##### Material provided

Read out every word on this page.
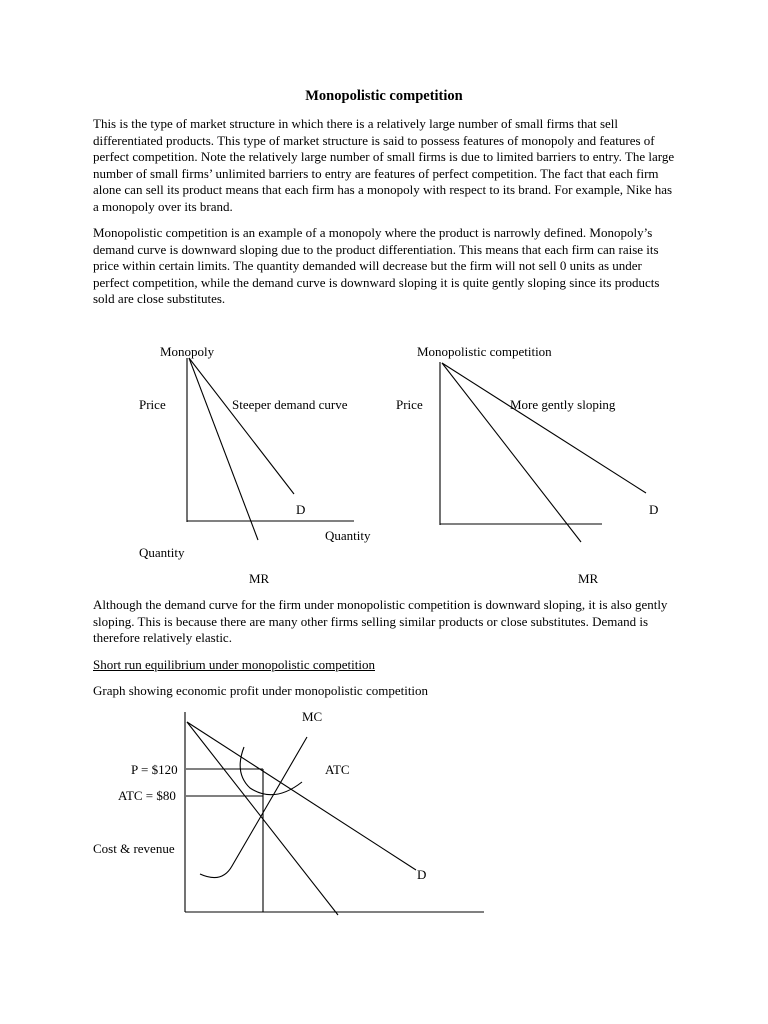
Monopolistic competition

This is the type of market structure in which there is a relatively large number of small firms that sell differentiated products. This type of market structure is said to possess features of monopoly and features of perfect competition. Note the relatively large number of small firms is due to limited barriers to entry. The large number of small firms’ unlimited barriers to entry are features of perfect competition. The fact that each firm alone can sell its product means that each firm has a monopoly with respect to its brand. For example, Nike has a monopoly over its brand.

Monopolistic competition is an example of a monopoly where the product is narrowly defined. Monopoly’s demand curve is downward sloping due to the product differentiation. This means that each firm can raise its price within certain limits. The quantity demanded will decrease but the firm will not sell 0 units as under perfect competition, while the demand curve is downward sloping it is quite gently sloping since its products sold are close substitutes.

Monopoly
Price	Steeper demand curve
D
Quantity
Quantity
MR
Monopolistic competition
Price	More gently sloping
D
MR

Although the demand curve for the firm under monopolistic competition is downward sloping, it is also gently sloping. This is because there are many other firms selling similar products or close substitutes. Demand is therefore relatively elastic.

Short run equilibrium under monopolistic competition
Graph showing economic profit under monopolistic competition
MC
ATC
P = $120
ATC = $80
Cost & revenue
D
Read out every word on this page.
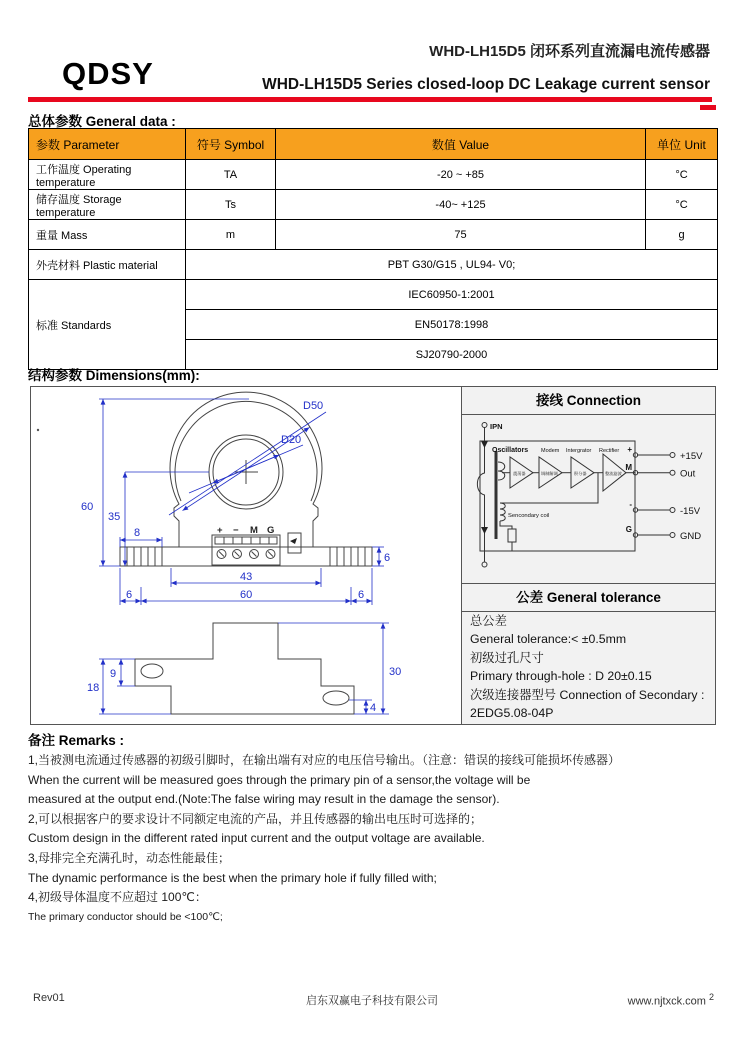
QDSY
WHD-LH15D5 闭环系列直流漏电流传感器
WHD-LH15D5 Series closed-loop DC Leakage current sensor
总体参数 General data :
参数 Parameter	符号 Symbol	数值 Value	单位 Unit
工作温度 Operating temperature	TA	-20 ~ +85	°C
储存温度 Storage temperature	Ts	-40~ +125	°C
重量 Mass	m	75	g
外壳材料 Plastic material	PBT G30/G15 , UL94- V0;		
标准 Standards	IEC60950-1:2001		
	EN50178:1998		
	SJ20790-2000		
结构参数 Dimensions(mm):
+ − M G
60
35
8
6
43
60
6	6
D50
D20
18
9	30
4
接线 Connection
IPN
Oscillators Modem Intergrator Rectifier
震荡器	调制解调	积分器	整流滤波
Sencondary coil
+
M
-
G
+15V
Out
-15V
GND
公差 General tolerance
总公差
General tolerance:< ±0.5mm
初级过孔尺寸
Primary through-hole : D 20±0.15
次级连接器型号 Connection of Secondary :
2EDG5.08-04P
备注 Remarks :
1,当被测电流通过传感器的初级引脚时，在输出端有对应的电压信号输出。（注意：错误的接线可能损坏传感器）
When the current will be measured goes through the primary pin of a sensor,the voltage will be
measured at the output end.(Note:The false wiring may result in the damage the sensor).
2,可以根据客户的要求设计不同额定电流的产品，并且传感器的输出电压时可选择的；
Custom design in the different rated input current and the output voltage are available.
3,母排完全充满孔时，动态性能最佳；
The dynamic performance is the best when the primary hole if fully filled with;
4,初级导体温度不应超过 100℃：
The primary conductor should be <100℃;
Rev01	启东双赢电子科技有限公司	www.njtxck.com $^2$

##########

-- Aim --
Check each line of the entries above, and show every one holding the word "gently".

-- Reply to the exercise --
Monopolistic competition is an example of a monopoly where the product is narrowly defined. Monopoly’s demand curve is downward sloping due to the product differentiation. This means that each firm can raise its price within certain limits. The quantity demanded will decrease but the firm will not sell 0 units as under perfect competition, while the demand curve is downward sloping it is quite gently sloping since its products sold are close substitutes.
Price	More gently sloping
Although the demand curve for the firm under monopolistic competition is downward sloping, it is also gently sloping. This is because there are many other firms selling similar products or close substitutes. Demand is therefore relatively elastic.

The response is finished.